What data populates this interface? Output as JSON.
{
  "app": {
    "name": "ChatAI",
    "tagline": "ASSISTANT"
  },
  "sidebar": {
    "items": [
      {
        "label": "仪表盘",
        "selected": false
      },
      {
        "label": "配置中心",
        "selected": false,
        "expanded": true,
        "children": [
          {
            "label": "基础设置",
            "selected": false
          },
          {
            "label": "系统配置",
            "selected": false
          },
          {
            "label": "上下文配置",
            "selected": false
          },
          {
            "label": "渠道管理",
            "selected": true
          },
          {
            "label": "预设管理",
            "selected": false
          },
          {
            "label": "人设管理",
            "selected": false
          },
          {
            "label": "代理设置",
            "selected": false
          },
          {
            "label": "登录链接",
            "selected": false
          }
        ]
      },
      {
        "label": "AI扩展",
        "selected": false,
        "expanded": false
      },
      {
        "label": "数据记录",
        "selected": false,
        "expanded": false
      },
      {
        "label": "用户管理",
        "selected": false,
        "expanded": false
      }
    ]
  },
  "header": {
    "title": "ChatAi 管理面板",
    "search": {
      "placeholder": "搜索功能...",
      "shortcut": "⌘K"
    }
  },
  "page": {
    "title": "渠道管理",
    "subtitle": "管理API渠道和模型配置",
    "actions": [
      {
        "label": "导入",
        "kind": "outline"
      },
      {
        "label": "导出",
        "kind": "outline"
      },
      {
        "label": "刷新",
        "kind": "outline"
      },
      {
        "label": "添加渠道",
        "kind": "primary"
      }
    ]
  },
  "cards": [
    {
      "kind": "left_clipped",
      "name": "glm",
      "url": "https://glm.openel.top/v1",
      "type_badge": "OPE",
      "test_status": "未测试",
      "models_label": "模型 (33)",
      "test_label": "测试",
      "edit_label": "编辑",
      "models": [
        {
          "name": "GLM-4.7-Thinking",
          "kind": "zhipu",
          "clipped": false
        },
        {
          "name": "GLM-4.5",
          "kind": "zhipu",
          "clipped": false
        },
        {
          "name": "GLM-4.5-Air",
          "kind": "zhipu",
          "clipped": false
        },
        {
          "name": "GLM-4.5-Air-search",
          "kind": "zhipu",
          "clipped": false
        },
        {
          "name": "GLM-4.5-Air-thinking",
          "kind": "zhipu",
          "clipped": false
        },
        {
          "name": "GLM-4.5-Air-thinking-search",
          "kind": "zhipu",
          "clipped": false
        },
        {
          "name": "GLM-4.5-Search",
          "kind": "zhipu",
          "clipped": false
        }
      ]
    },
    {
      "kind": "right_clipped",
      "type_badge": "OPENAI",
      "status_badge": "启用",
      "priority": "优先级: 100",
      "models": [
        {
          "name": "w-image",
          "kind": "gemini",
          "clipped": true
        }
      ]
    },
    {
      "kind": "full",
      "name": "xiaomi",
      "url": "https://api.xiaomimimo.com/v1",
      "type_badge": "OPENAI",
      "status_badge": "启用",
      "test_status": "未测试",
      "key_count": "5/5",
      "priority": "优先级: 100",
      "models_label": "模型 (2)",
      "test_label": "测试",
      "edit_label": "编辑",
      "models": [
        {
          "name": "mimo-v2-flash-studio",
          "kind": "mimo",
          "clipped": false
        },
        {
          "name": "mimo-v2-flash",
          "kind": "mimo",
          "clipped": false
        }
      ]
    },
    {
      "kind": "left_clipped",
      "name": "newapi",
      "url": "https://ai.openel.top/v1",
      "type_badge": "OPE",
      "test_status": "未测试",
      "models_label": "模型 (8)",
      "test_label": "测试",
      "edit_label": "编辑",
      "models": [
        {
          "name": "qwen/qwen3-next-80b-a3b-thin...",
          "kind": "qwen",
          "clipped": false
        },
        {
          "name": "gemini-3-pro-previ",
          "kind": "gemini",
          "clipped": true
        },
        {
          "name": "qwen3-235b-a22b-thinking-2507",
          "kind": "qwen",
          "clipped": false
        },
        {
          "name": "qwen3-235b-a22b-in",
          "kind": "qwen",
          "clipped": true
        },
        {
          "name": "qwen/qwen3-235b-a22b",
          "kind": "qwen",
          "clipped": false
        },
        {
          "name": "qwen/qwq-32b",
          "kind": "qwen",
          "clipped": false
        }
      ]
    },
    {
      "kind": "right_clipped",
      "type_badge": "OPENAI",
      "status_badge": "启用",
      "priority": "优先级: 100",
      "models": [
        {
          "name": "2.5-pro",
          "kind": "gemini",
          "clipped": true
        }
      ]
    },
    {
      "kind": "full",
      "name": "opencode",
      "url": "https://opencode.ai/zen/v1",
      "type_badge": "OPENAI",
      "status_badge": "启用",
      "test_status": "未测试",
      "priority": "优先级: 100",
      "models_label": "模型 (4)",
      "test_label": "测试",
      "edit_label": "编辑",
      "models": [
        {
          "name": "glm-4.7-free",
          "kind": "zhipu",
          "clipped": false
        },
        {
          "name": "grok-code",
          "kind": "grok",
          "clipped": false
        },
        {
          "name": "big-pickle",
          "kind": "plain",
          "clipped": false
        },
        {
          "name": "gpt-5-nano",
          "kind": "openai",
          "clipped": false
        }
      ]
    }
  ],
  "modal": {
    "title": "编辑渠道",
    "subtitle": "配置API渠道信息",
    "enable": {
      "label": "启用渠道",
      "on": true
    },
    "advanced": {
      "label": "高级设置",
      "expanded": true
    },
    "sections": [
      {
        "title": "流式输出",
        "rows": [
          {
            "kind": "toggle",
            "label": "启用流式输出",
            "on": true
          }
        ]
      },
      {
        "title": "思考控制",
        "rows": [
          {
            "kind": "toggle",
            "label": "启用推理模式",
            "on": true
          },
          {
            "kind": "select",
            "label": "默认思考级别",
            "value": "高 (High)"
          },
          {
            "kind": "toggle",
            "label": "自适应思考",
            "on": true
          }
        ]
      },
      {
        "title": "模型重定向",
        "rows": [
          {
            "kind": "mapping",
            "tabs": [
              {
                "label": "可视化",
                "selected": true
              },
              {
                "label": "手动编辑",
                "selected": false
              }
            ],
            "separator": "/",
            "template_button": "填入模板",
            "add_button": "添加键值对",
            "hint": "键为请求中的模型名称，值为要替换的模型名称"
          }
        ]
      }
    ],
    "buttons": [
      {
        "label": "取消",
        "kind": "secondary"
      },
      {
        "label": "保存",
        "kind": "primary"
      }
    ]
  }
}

= = = = = = =

### Exercise aim
Give back the whole listing exactly as it reads.

### Right answer
What data populates this interface? Output as JSON.
{
  "app": {
    "name": "ChatAI",
    "tagline": "ASSISTANT"
  },
  "sidebar": {
    "items": [
      {
        "label": "仪表盘",
        "selected": false
      },
      {
        "label": "配置中心",
        "selected": false,
        "expanded": true,
        "children": [
          {
            "label": "基础设置",
            "selected": false
          },
          {
            "label": "系统配置",
            "selected": false
          },
          {
            "label": "上下文配置",
            "selected": false
          },
          {
            "label": "渠道管理",
            "selected": true
          },
          {
            "label": "预设管理",
            "selected": false
          },
          {
            "label": "人设管理",
            "selected": false
          },
          {
            "label": "代理设置",
            "selected": false
          },
          {
            "label": "登录链接",
            "selected": false
          }
        ]
      },
      {
        "label": "AI扩展",
        "selected": false,
        "expanded": false
      },
      {
        "label": "数据记录",
        "selected": false,
        "expanded": false
      },
      {
        "label": "用户管理",
        "selected": false,
        "expanded": false
      }
    ]
  },
  "header": {
    "title": "ChatAi 管理面板",
    "search": {
      "placeholder": "搜索功能...",
      "shortcut": "⌘K"
    }
  },
  "page": {
    "title": "渠道管理",
    "subtitle": "管理API渠道和模型配置",
    "actions": [
      {
        "label": "导入",
        "kind": "outline"
      },
      {
        "label": "导出",
        "kind": "outline"
      },
      {
        "label": "刷新",
        "kind": "outline"
      },
      {
        "label": "添加渠道",
        "kind": "primary"
      }
    ]
  },
  "cards": [
    {
      "kind": "left_clipped",
      "name": "glm",
      "url": "https://glm.openel.top/v1",
      "type_badge": "OPE",
      "test_status": "未测试",
      "models_label": "模型 (33)",
      "test_label": "测试",
      "edit_label": "编辑",
      "models": [
        {
          "name": "GLM-4.7-Thinking",
          "kind": "zhipu",
          "clipped": false
        },
        {
          "name": "GLM-4.5",
          "kind": "zhipu",
          "clipped": false
        },
        {
          "name": "GLM-4.5-Air",
          "kind": "zhipu",
          "clipped": false
        },
        {
          "name": "GLM-4.5-Air-search",
          "kind": "zhipu",
          "clipped": false
        },
        {
          "name": "GLM-4.5-Air-thinking",
          "kind": "zhipu",
          "clipped": false
        },
        {
          "name": "GLM-4.5-Air-thinking-search",
          "kind": "zhipu",
          "clipped": false
        },
        {
          "name": "GLM-4.5-Search",
          "kind": "zhipu",
          "clipped": false
        }
      ]
    },
    {
      "kind": "right_clipped",
      "type_badge": "OPENAI",
      "status_badge": "启用",
      "priority": "优先级: 100",
      "models": [
        {
          "name": "w-image",
          "kind": "gemini",
          "clipped": true
        }
      ]
    },
    {
      "kind": "full",
      "name": "xiaomi",
      "url": "https://api.xiaomimimo.com/v1",
      "type_badge": "OPENAI",
      "status_badge": "启用",
      "test_status": "未测试",
      "key_count": "5/5",
      "priority": "优先级: 100",
      "models_label": "模型 (2)",
      "test_label": "测试",
      "edit_label": "编辑",
      "models": [
        {
          "name": "mimo-v2-flash-studio",
          "kind": "mimo",
          "clipped": false
        },
        {
          "name": "mimo-v2-flash",
          "kind": "mimo",
          "clipped": false
        }
      ]
    },
    {
      "kind": "left_clipped",
      "name": "newapi",
      "url": "https://ai.openel.top/v1",
      "type_badge": "OPE",
      "test_status": "未测试",
      "models_label": "模型 (8)",
      "test_label": "测试",
      "edit_label": "编辑",
      "models": [
        {
          "name": "qwen/qwen3-next-80b-a3b-thin...",
          "kind": "qwen",
          "clipped": false
        },
        {
          "name": "gemini-3-pro-previ",
          "kind": "gemini",
          "clipped": true
        },
        {
          "name": "qwen3-235b-a22b-thinking-2507",
          "kind": "qwen",
          "clipped": false
        },
        {
          "name": "qwen3-235b-a22b-in",
          "kind": "qwen",
          "clipped": true
        },
        {
          "name": "qwen/qwen3-235b-a22b",
          "kind": "qwen",
          "clipped": false
        },
        {
          "name": "qwen/qwq-32b",
          "kind": "qwen",
          "clipped": false
        }
      ]
    },
    {
      "kind": "right_clipped",
      "type_badge": "OPENAI",
      "status_badge": "启用",
      "priority": "优先级: 100",
      "models": [
        {
          "name": "2.5-pro",
          "kind": "gemini",
          "clipped": true
        }
      ]
    },
    {
      "kind": "full",
      "name": "opencode",
      "url": "https://opencode.ai/zen/v1",
      "type_badge": "OPENAI",
      "status_badge": "启用",
      "test_status": "未测试",
      "priority": "优先级: 100",
      "models_label": "模型 (4)",
      "test_label": "测试",
      "edit_label": "编辑",
      "models": [
        {
          "name": "glm-4.7-free",
          "kind": "zhipu",
          "clipped": false
        },
        {
          "name": "grok-code",
          "kind": "grok",
          "clipped": false
        },
        {
          "name": "big-pickle",
          "kind": "plain",
          "clipped": false
        },
        {
          "name": "gpt-5-nano",
          "kind": "openai",
          "clipped": false
        }
      ]
    }
  ],
  "modal": {
    "title": "编辑渠道",
    "subtitle": "配置API渠道信息",
    "enable": {
      "label": "启用渠道",
      "on": true
    },
    "advanced": {
      "label": "高级设置",
      "expanded": true
    },
    "sections": [
      {
        "title": "流式输出",
        "rows": [
          {
            "kind": "toggle",
            "label": "启用流式输出",
            "on": true
          }
        ]
      },
      {
        "title": "思考控制",
        "rows": [
          {
            "kind": "toggle",
            "label": "启用推理模式",
            "on": true
          },
          {
            "kind": "select",
            "label": "默认思考级别",
            "value": "高 (High)"
          },
          {
            "kind": "toggle",
            "label": "自适应思考",
            "on": true
          }
        ]
      },
      {
        "title": "模型重定向",
        "rows": [
          {
            "kind": "mapping",
            "tabs": [
              {
                "label": "可视化",
                "selected": true
              },
              {
                "label": "手动编辑",
                "selected": false
              }
            ],
            "separator": "/",
            "template_button": "填入模板",
            "add_button": "添加键值对",
            "hint": "键为请求中的模型名称，值为要替换的模型名称"
          }
        ]
      }
    ],
    "buttons": [
      {
        "label": "取消",
        "kind": "secondary"
      },
      {
        "label": "保存",
        "kind": "primary"
      }
    ]
  }
}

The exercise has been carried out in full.